RECORDED DATA
-------

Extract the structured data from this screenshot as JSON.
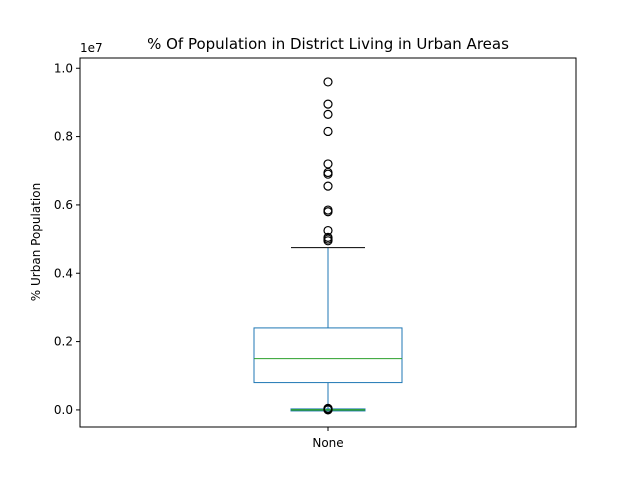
{
  "chart_data": {
    "type": "box",
    "title": "% Of Population in District Living in Urban Areas",
    "xlabel": "",
    "ylabel": "% Urban Population",
    "categories": [
      "None"
    ],
    "ylim": [
      -0.05,
      1.03
    ],
    "y_scale_label": "1e7",
    "y_ticks": [
      {
        "value": 0.0,
        "label": "0.0"
      },
      {
        "value": 0.2,
        "label": "0.2"
      },
      {
        "value": 0.4,
        "label": "0.4"
      },
      {
        "value": 0.6,
        "label": "0.6"
      },
      {
        "value": 0.8,
        "label": "0.8"
      },
      {
        "value": 1.0,
        "label": "1.0"
      }
    ],
    "grid": false,
    "main_box": {
      "q1": 0.08,
      "median": 0.15,
      "q3": 0.24,
      "whisker_low": 0.0,
      "whisker_high": 0.475,
      "outliers": [
        0.495,
        0.5,
        0.505,
        0.525,
        0.58,
        0.585,
        0.655,
        0.69,
        0.695,
        0.72,
        0.815,
        0.865,
        0.895,
        0.96
      ],
      "low_outliers": [
        0.0,
        0.0,
        0.0,
        0.0,
        0.0
      ]
    },
    "secondary_box": {
      "q1": -0.0005,
      "median": 0.0,
      "q3": 0.0005,
      "whisker_low": -0.001,
      "whisker_high": 0.001
    },
    "colors": {
      "box": "#1f77b4",
      "median": "#2ca02c",
      "whisker": "#1f77b4",
      "cap": "#000000",
      "outlier": "#000000"
    }
  }
}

-------

WHAT THE TASK ASKS
Filter the data, keeping only the lines that contain "value".

EXPECTED OUTPUT
        "value": 0.0,
        "value": 0.2,
        "value": 0.4,
        "value": 0.6,
        "value": 0.8,
        "value": 1.0,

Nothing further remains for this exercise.